• **DESCRIPTION OF THE TASK**: Retype the data that follows line by line, exactly, and leave its pictures out.

>> Begin PROVIDED DATA

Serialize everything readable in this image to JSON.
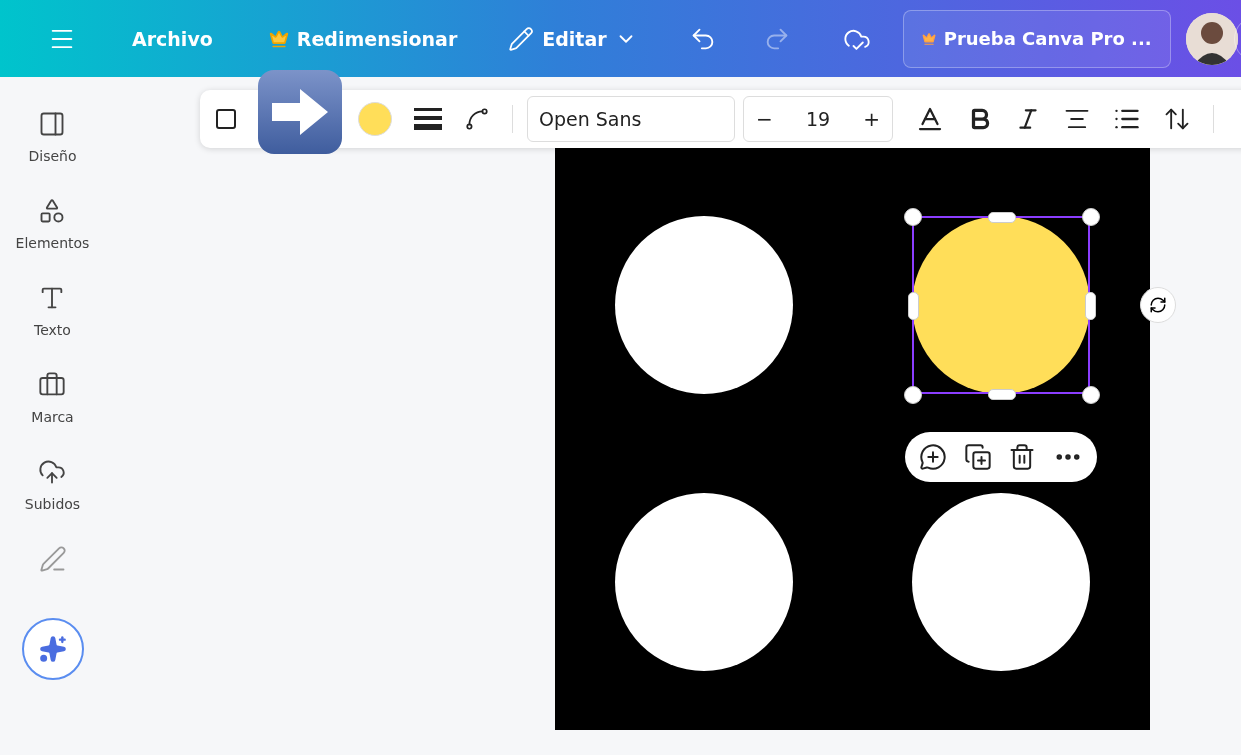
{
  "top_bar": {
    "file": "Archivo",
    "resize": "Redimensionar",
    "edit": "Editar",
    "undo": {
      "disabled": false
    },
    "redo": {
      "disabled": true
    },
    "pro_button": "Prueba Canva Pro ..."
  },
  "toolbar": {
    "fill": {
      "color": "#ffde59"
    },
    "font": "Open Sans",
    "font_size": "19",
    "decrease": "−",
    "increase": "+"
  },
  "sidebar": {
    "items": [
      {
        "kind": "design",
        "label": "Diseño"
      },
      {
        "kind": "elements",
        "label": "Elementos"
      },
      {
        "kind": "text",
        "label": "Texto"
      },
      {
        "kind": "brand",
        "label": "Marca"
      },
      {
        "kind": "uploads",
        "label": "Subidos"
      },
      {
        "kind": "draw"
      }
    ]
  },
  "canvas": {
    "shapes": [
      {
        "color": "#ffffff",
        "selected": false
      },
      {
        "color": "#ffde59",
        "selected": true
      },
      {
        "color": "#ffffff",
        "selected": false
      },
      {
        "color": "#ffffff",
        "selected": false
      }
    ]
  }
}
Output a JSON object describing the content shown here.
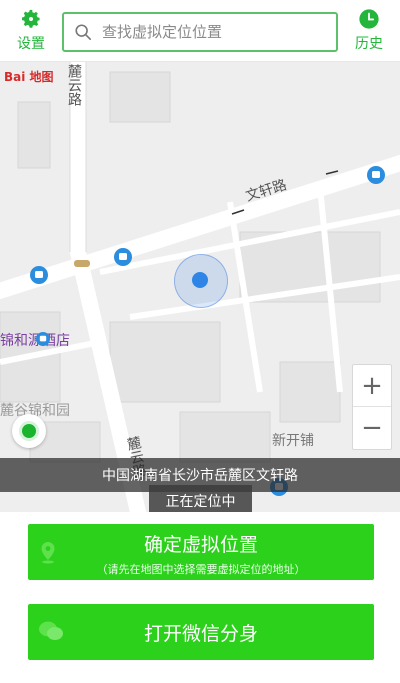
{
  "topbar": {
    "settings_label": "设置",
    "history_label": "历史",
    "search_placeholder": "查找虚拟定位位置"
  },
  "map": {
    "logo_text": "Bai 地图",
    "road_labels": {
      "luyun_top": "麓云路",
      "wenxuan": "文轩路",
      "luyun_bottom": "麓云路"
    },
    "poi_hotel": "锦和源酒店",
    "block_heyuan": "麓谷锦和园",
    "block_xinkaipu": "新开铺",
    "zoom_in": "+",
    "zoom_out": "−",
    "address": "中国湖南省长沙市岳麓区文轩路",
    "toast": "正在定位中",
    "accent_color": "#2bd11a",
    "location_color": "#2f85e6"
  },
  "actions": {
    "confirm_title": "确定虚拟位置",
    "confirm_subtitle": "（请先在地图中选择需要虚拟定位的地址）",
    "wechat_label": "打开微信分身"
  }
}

>> End PROVIDED DATA

• **WRITTEN REPLY**:
Serialize everything readable in this image to JSON.
{
  "top_bar": {
    "file": "Archivo",
    "resize": "Redimensionar",
    "edit": "Editar",
    "undo": {
      "disabled": false
    },
    "redo": {
      "disabled": true
    },
    "pro_button": "Prueba Canva Pro ..."
  },
  "toolbar": {
    "fill": {
      "color": "#ffde59"
    },
    "font": "Open Sans",
    "font_size": "19",
    "decrease": "−",
    "increase": "+"
  },
  "sidebar": {
    "items": [
      {
        "kind": "design",
        "label": "Diseño"
      },
      {
        "kind": "elements",
        "label": "Elementos"
      },
      {
        "kind": "text",
        "label": "Texto"
      },
      {
        "kind": "brand",
        "label": "Marca"
      },
      {
        "kind": "uploads",
        "label": "Subidos"
      },
      {
        "kind": "draw"
      }
    ]
  },
  "canvas": {
    "shapes": [
      {
        "color": "#ffffff",
        "selected": false
      },
      {
        "color": "#ffde59",
        "selected": true
      },
      {
        "color": "#ffffff",
        "selected": false
      },
      {
        "color": "#ffffff",
        "selected": false
      }
    ]
  }
}
Output a JSON object describing the content shown here.
{
  "topbar": {
    "settings_label": "设置",
    "history_label": "历史",
    "search_placeholder": "查找虚拟定位位置"
  },
  "map": {
    "logo_text": "Bai 地图",
    "road_labels": {
      "luyun_top": "麓云路",
      "wenxuan": "文轩路",
      "luyun_bottom": "麓云路"
    },
    "poi_hotel": "锦和源酒店",
    "block_heyuan": "麓谷锦和园",
    "block_xinkaipu": "新开铺",
    "zoom_in": "+",
    "zoom_out": "−",
    "address": "中国湖南省长沙市岳麓区文轩路",
    "toast": "正在定位中",
    "accent_color": "#2bd11a",
    "location_color": "#2f85e6"
  },
  "actions": {
    "confirm_title": "确定虚拟位置",
    "confirm_subtitle": "（请先在地图中选择需要虚拟定位的地址）",
    "wechat_label": "打开微信分身"
  }
}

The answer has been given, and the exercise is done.